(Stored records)
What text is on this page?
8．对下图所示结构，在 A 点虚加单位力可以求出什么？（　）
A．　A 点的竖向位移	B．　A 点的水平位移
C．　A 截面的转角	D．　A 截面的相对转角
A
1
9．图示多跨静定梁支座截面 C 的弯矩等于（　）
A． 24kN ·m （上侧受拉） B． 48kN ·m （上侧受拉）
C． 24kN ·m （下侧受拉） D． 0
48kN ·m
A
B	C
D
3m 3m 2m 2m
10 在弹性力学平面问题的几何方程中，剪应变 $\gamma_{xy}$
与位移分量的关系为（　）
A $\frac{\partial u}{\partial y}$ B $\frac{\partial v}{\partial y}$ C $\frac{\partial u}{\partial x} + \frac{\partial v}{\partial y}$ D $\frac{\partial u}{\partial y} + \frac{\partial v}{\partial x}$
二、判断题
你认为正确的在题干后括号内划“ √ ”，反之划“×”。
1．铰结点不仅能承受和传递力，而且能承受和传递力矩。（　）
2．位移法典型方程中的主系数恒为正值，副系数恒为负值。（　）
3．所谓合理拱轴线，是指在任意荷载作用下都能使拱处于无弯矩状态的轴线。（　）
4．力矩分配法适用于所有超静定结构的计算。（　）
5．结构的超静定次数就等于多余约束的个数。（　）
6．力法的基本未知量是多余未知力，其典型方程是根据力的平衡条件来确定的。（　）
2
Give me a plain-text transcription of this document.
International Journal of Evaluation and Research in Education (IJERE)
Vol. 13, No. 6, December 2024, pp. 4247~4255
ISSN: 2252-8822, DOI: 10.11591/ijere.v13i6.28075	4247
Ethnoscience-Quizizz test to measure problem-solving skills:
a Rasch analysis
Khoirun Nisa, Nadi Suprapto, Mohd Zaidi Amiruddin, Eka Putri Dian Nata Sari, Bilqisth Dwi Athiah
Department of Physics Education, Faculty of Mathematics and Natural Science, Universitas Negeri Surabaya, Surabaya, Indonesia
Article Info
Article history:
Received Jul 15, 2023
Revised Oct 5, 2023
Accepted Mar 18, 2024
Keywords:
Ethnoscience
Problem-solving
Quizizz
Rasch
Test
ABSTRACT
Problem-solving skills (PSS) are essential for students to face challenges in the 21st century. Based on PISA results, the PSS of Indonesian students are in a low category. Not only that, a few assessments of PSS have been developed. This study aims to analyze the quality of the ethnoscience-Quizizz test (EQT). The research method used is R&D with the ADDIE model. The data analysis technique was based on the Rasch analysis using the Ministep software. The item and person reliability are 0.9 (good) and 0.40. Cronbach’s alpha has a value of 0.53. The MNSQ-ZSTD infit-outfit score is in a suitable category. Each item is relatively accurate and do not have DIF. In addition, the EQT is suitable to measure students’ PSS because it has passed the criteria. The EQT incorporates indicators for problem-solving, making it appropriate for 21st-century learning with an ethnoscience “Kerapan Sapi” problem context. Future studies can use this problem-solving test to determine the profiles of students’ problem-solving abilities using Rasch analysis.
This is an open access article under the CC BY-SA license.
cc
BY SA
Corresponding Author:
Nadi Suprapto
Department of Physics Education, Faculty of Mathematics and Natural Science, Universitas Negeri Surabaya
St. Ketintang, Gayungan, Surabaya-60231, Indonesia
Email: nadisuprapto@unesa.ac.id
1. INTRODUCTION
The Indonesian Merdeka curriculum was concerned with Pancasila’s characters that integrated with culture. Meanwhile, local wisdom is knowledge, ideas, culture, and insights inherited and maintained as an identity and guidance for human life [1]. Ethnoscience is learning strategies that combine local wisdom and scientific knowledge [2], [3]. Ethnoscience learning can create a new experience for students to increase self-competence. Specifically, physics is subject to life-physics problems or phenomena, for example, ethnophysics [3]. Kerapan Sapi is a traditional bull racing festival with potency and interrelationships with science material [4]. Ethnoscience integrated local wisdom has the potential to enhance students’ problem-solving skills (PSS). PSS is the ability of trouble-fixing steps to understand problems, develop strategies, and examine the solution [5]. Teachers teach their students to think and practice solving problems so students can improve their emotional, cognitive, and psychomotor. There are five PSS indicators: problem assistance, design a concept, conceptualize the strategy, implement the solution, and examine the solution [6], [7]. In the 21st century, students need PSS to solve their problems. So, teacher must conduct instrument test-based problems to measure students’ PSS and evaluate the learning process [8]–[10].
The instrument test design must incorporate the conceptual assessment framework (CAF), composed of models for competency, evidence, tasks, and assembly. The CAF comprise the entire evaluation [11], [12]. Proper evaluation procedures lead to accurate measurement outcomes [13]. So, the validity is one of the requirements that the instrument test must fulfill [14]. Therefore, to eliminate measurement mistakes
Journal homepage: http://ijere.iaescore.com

#### What is needed:
Every line of the data above should be reproduced word for word.

#### Answer:
What text is on this page?
8．对下图所示结构，在 A 点虚加单位力可以求出什么？（　）
A．　A 点的竖向位移	B．　A 点的水平位移
C．　A 截面的转角	D．　A 截面的相对转角
A
1
9．图示多跨静定梁支座截面 C 的弯矩等于（　）
A． 24kN ·m （上侧受拉） B． 48kN ·m （上侧受拉）
C． 24kN ·m （下侧受拉） D． 0
48kN ·m
A
B	C
D
3m 3m 2m 2m
10 在弹性力学平面问题的几何方程中，剪应变 $\gamma_{xy}$
与位移分量的关系为（　）
A $\frac{\partial u}{\partial y}$ B $\frac{\partial v}{\partial y}$ C $\frac{\partial u}{\partial x} + \frac{\partial v}{\partial y}$ D $\frac{\partial u}{\partial y} + \frac{\partial v}{\partial x}$
二、判断题
你认为正确的在题干后括号内划“ √ ”，反之划“×”。
1．铰结点不仅能承受和传递力，而且能承受和传递力矩。（　）
2．位移法典型方程中的主系数恒为正值，副系数恒为负值。（　）
3．所谓合理拱轴线，是指在任意荷载作用下都能使拱处于无弯矩状态的轴线。（　）
4．力矩分配法适用于所有超静定结构的计算。（　）
5．结构的超静定次数就等于多余约束的个数。（　）
6．力法的基本未知量是多余未知力，其典型方程是根据力的平衡条件来确定的。（　）
2
Give me a plain-text transcription of this document.
International Journal of Evaluation and Research in Education (IJERE)
Vol. 13, No. 6, December 2024, pp. 4247~4255
ISSN: 2252-8822, DOI: 10.11591/ijere.v13i6.28075	4247
Ethnoscience-Quizizz test to measure problem-solving skills:
a Rasch analysis
Khoirun Nisa, Nadi Suprapto, Mohd Zaidi Amiruddin, Eka Putri Dian Nata Sari, Bilqisth Dwi Athiah
Department of Physics Education, Faculty of Mathematics and Natural Science, Universitas Negeri Surabaya, Surabaya, Indonesia
Article Info
Article history:
Received Jul 15, 2023
Revised Oct 5, 2023
Accepted Mar 18, 2024
Keywords:
Ethnoscience
Problem-solving
Quizizz
Rasch
Test
ABSTRACT
Problem-solving skills (PSS) are essential for students to face challenges in the 21st century. Based on PISA results, the PSS of Indonesian students are in a low category. Not only that, a few assessments of PSS have been developed. This study aims to analyze the quality of the ethnoscience-Quizizz test (EQT). The research method used is R&D with the ADDIE model. The data analysis technique was based on the Rasch analysis using the Ministep software. The item and person reliability are 0.9 (good) and 0.40. Cronbach’s alpha has a value of 0.53. The MNSQ-ZSTD infit-outfit score is in a suitable category. Each item is relatively accurate and do not have DIF. In addition, the EQT is suitable to measure students’ PSS because it has passed the criteria. The EQT incorporates indicators for problem-solving, making it appropriate for 21st-century learning with an ethnoscience “Kerapan Sapi” problem context. Future studies can use this problem-solving test to determine the profiles of students’ problem-solving abilities using Rasch analysis.
This is an open access article under the CC BY-SA license.
cc
BY SA
Corresponding Author:
Nadi Suprapto
Department of Physics Education, Faculty of Mathematics and Natural Science, Universitas Negeri Surabaya
St. Ketintang, Gayungan, Surabaya-60231, Indonesia
Email: nadisuprapto@unesa.ac.id
1. INTRODUCTION
The Indonesian Merdeka curriculum was concerned with Pancasila’s characters that integrated with culture. Meanwhile, local wisdom is knowledge, ideas, culture, and insights inherited and maintained as an identity and guidance for human life [1]. Ethnoscience is learning strategies that combine local wisdom and scientific knowledge [2], [3]. Ethnoscience learning can create a new experience for students to increase self-competence. Specifically, physics is subject to life-physics problems or phenomena, for example, ethnophysics [3]. Kerapan Sapi is a traditional bull racing festival with potency and interrelationships with science material [4]. Ethnoscience integrated local wisdom has the potential to enhance students’ problem-solving skills (PSS). PSS is the ability of trouble-fixing steps to understand problems, develop strategies, and examine the solution [5]. Teachers teach their students to think and practice solving problems so students can improve their emotional, cognitive, and psychomotor. There are five PSS indicators: problem assistance, design a concept, conceptualize the strategy, implement the solution, and examine the solution [6], [7]. In the 21st century, students need PSS to solve their problems. So, teacher must conduct instrument test-based problems to measure students’ PSS and evaluate the learning process [8]–[10].
The instrument test design must incorporate the conceptual assessment framework (CAF), composed of models for competency, evidence, tasks, and assembly. The CAF comprise the entire evaluation [11], [12]. Proper evaluation procedures lead to accurate measurement outcomes [13]. So, the validity is one of the requirements that the instrument test must fulfill [14]. Therefore, to eliminate measurement mistakes
Journal homepage: http://ijere.iaescore.com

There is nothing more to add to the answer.